Would you retype all of these records exactly?

* **Given records**
**********

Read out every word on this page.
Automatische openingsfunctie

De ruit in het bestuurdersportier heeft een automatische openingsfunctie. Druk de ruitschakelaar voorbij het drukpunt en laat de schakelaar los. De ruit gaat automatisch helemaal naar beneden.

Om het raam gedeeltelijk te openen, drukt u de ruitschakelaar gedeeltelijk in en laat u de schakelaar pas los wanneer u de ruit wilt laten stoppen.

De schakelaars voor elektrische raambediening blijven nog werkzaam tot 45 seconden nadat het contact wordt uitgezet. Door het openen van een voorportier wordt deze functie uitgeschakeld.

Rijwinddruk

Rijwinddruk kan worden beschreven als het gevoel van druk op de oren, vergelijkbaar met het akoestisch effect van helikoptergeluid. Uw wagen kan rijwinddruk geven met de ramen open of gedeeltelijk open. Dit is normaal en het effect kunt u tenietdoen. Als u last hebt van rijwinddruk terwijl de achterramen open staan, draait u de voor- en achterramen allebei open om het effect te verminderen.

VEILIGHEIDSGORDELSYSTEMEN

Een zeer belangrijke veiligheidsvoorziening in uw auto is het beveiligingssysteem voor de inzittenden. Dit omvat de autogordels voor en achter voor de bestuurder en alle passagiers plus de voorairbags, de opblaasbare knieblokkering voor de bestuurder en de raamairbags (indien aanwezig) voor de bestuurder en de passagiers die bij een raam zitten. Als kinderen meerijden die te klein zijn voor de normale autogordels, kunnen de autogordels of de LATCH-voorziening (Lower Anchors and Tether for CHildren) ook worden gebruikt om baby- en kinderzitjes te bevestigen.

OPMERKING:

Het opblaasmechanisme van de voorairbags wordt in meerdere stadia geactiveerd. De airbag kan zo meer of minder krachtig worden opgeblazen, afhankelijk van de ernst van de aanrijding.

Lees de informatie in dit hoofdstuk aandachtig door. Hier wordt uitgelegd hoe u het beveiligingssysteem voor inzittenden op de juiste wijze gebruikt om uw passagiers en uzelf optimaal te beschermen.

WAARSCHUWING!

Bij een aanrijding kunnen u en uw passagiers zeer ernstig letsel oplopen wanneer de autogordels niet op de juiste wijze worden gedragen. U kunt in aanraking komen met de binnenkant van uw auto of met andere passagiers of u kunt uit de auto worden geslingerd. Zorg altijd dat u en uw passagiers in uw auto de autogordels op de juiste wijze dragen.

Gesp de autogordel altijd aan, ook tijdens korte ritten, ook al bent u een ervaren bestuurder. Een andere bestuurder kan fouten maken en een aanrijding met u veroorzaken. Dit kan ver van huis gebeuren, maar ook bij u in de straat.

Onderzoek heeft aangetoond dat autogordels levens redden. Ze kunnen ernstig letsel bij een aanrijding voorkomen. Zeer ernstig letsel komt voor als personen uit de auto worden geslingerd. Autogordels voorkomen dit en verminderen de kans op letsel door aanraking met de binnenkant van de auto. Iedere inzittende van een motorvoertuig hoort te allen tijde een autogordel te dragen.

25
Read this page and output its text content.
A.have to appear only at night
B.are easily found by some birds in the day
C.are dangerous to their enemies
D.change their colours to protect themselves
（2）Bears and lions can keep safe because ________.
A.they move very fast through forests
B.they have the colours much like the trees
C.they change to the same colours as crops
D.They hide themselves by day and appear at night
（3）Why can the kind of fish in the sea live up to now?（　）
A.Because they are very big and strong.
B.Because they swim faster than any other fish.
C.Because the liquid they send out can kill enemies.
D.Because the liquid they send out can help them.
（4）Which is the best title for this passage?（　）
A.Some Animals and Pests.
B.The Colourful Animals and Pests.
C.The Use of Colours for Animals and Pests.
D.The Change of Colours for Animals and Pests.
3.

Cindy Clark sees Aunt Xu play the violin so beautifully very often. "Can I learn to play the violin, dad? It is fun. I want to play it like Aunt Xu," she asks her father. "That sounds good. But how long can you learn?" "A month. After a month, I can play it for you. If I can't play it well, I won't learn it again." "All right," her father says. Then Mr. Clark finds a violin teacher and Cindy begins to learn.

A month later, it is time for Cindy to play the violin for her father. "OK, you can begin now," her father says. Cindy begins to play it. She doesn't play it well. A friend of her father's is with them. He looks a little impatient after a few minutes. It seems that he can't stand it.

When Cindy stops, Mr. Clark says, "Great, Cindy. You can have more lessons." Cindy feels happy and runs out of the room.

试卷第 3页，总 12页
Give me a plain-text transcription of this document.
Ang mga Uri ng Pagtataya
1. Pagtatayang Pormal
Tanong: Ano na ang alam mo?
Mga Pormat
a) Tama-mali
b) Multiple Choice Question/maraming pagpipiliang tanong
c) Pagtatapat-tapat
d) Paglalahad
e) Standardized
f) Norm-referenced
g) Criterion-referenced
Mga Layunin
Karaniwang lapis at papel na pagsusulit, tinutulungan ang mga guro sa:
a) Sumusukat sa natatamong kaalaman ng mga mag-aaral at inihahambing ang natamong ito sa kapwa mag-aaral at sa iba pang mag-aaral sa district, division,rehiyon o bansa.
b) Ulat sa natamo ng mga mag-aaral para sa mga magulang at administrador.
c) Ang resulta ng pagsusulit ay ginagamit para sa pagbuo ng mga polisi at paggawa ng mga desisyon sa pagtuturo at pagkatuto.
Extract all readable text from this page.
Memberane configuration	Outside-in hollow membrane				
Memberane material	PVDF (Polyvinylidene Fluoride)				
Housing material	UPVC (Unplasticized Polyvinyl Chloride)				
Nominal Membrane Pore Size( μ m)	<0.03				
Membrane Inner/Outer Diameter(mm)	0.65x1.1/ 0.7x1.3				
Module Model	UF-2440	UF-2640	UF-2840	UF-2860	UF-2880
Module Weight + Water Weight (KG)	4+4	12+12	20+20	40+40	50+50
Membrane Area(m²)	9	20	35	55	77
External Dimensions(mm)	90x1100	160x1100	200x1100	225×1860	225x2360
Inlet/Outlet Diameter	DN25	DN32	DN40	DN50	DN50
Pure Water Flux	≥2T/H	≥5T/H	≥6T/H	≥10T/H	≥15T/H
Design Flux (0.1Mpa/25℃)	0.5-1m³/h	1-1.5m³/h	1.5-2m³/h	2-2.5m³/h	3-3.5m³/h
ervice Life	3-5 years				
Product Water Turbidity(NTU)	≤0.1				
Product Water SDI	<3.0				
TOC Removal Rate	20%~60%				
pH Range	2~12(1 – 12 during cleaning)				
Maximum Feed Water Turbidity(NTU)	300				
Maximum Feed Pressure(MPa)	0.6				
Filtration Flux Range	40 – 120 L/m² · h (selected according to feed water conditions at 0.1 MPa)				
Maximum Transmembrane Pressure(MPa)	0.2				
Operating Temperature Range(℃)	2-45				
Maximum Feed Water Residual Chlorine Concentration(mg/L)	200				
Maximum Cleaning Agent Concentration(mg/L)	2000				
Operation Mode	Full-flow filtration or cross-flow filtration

**********

* **Output of the task**
Read out every word on this page.
Automatische openingsfunctie

De ruit in het bestuurdersportier heeft een automatische openingsfunctie. Druk de ruitschakelaar voorbij het drukpunt en laat de schakelaar los. De ruit gaat automatisch helemaal naar beneden.

Om het raam gedeeltelijk te openen, drukt u de ruitschakelaar gedeeltelijk in en laat u de schakelaar pas los wanneer u de ruit wilt laten stoppen.

De schakelaars voor elektrische raambediening blijven nog werkzaam tot 45 seconden nadat het contact wordt uitgezet. Door het openen van een voorportier wordt deze functie uitgeschakeld.

Rijwinddruk

Rijwinddruk kan worden beschreven als het gevoel van druk op de oren, vergelijkbaar met het akoestisch effect van helikoptergeluid. Uw wagen kan rijwinddruk geven met de ramen open of gedeeltelijk open. Dit is normaal en het effect kunt u tenietdoen. Als u last hebt van rijwinddruk terwijl de achterramen open staan, draait u de voor- en achterramen allebei open om het effect te verminderen.

VEILIGHEIDSGORDELSYSTEMEN

Een zeer belangrijke veiligheidsvoorziening in uw auto is het beveiligingssysteem voor de inzittenden. Dit omvat de autogordels voor en achter voor de bestuurder en alle passagiers plus de voorairbags, de opblaasbare knieblokkering voor de bestuurder en de raamairbags (indien aanwezig) voor de bestuurder en de passagiers die bij een raam zitten. Als kinderen meerijden die te klein zijn voor de normale autogordels, kunnen de autogordels of de LATCH-voorziening (Lower Anchors and Tether for CHildren) ook worden gebruikt om baby- en kinderzitjes te bevestigen.

OPMERKING:

Het opblaasmechanisme van de voorairbags wordt in meerdere stadia geactiveerd. De airbag kan zo meer of minder krachtig worden opgeblazen, afhankelijk van de ernst van de aanrijding.

Lees de informatie in dit hoofdstuk aandachtig door. Hier wordt uitgelegd hoe u het beveiligingssysteem voor inzittenden op de juiste wijze gebruikt om uw passagiers en uzelf optimaal te beschermen.

WAARSCHUWING!

Bij een aanrijding kunnen u en uw passagiers zeer ernstig letsel oplopen wanneer de autogordels niet op de juiste wijze worden gedragen. U kunt in aanraking komen met de binnenkant van uw auto of met andere passagiers of u kunt uit de auto worden geslingerd. Zorg altijd dat u en uw passagiers in uw auto de autogordels op de juiste wijze dragen.

Gesp de autogordel altijd aan, ook tijdens korte ritten, ook al bent u een ervaren bestuurder. Een andere bestuurder kan fouten maken en een aanrijding met u veroorzaken. Dit kan ver van huis gebeuren, maar ook bij u in de straat.

Onderzoek heeft aangetoond dat autogordels levens redden. Ze kunnen ernstig letsel bij een aanrijding voorkomen. Zeer ernstig letsel komt voor als personen uit de auto worden geslingerd. Autogordels voorkomen dit en verminderen de kans op letsel door aanraking met de binnenkant van de auto. Iedere inzittende van een motorvoertuig hoort te allen tijde een autogordel te dragen.

25
Read this page and output its text content.
A.have to appear only at night
B.are easily found by some birds in the day
C.are dangerous to their enemies
D.change their colours to protect themselves
（2）Bears and lions can keep safe because ________.
A.they move very fast through forests
B.they have the colours much like the trees
C.they change to the same colours as crops
D.They hide themselves by day and appear at night
（3）Why can the kind of fish in the sea live up to now?（　）
A.Because they are very big and strong.
B.Because they swim faster than any other fish.
C.Because the liquid they send out can kill enemies.
D.Because the liquid they send out can help them.
（4）Which is the best title for this passage?（　）
A.Some Animals and Pests.
B.The Colourful Animals and Pests.
C.The Use of Colours for Animals and Pests.
D.The Change of Colours for Animals and Pests.
3.

Cindy Clark sees Aunt Xu play the violin so beautifully very often. "Can I learn to play the violin, dad? It is fun. I want to play it like Aunt Xu," she asks her father. "That sounds good. But how long can you learn?" "A month. After a month, I can play it for you. If I can't play it well, I won't learn it again." "All right," her father says. Then Mr. Clark finds a violin teacher and Cindy begins to learn.

A month later, it is time for Cindy to play the violin for her father. "OK, you can begin now," her father says. Cindy begins to play it. She doesn't play it well. A friend of her father's is with them. He looks a little impatient after a few minutes. It seems that he can't stand it.

When Cindy stops, Mr. Clark says, "Great, Cindy. You can have more lessons." Cindy feels happy and runs out of the room.

试卷第 3页，总 12页
Give me a plain-text transcription of this document.
Ang mga Uri ng Pagtataya
1. Pagtatayang Pormal
Tanong: Ano na ang alam mo?
Mga Pormat
a) Tama-mali
b) Multiple Choice Question/maraming pagpipiliang tanong
c) Pagtatapat-tapat
d) Paglalahad
e) Standardized
f) Norm-referenced
g) Criterion-referenced
Mga Layunin
Karaniwang lapis at papel na pagsusulit, tinutulungan ang mga guro sa:
a) Sumusukat sa natatamong kaalaman ng mga mag-aaral at inihahambing ang natamong ito sa kapwa mag-aaral at sa iba pang mag-aaral sa district, division,rehiyon o bansa.
b) Ulat sa natamo ng mga mag-aaral para sa mga magulang at administrador.
c) Ang resulta ng pagsusulit ay ginagamit para sa pagbuo ng mga polisi at paggawa ng mga desisyon sa pagtuturo at pagkatuto.
Extract all readable text from this page.
Memberane configuration	Outside-in hollow membrane				
Memberane material	PVDF (Polyvinylidene Fluoride)				
Housing material	UPVC (Unplasticized Polyvinyl Chloride)				
Nominal Membrane Pore Size( μ m)	<0.03				
Membrane Inner/Outer Diameter(mm)	0.65x1.1/ 0.7x1.3				
Module Model	UF-2440	UF-2640	UF-2840	UF-2860	UF-2880
Module Weight + Water Weight (KG)	4+4	12+12	20+20	40+40	50+50
Membrane Area(m²)	9	20	35	55	77
External Dimensions(mm)	90x1100	160x1100	200x1100	225×1860	225x2360
Inlet/Outlet Diameter	DN25	DN32	DN40	DN50	DN50
Pure Water Flux	≥2T/H	≥5T/H	≥6T/H	≥10T/H	≥15T/H
Design Flux (0.1Mpa/25℃)	0.5-1m³/h	1-1.5m³/h	1.5-2m³/h	2-2.5m³/h	3-3.5m³/h
ervice Life	3-5 years				
Product Water Turbidity(NTU)	≤0.1				
Product Water SDI	<3.0				
TOC Removal Rate	20%~60%				
pH Range	2~12(1 – 12 during cleaning)				
Maximum Feed Water Turbidity(NTU)	300				
Maximum Feed Pressure(MPa)	0.6				
Filtration Flux Range	40 – 120 L/m² · h (selected according to feed water conditions at 0.1 MPa)				
Maximum Transmembrane Pressure(MPa)	0.2				
Operating Temperature Range(℃)	2-45				
Maximum Feed Water Residual Chlorine Concentration(mg/L)	200				
Maximum Cleaning Agent Concentration(mg/L)	2000				
Operation Mode	Full-flow filtration or cross-flow filtration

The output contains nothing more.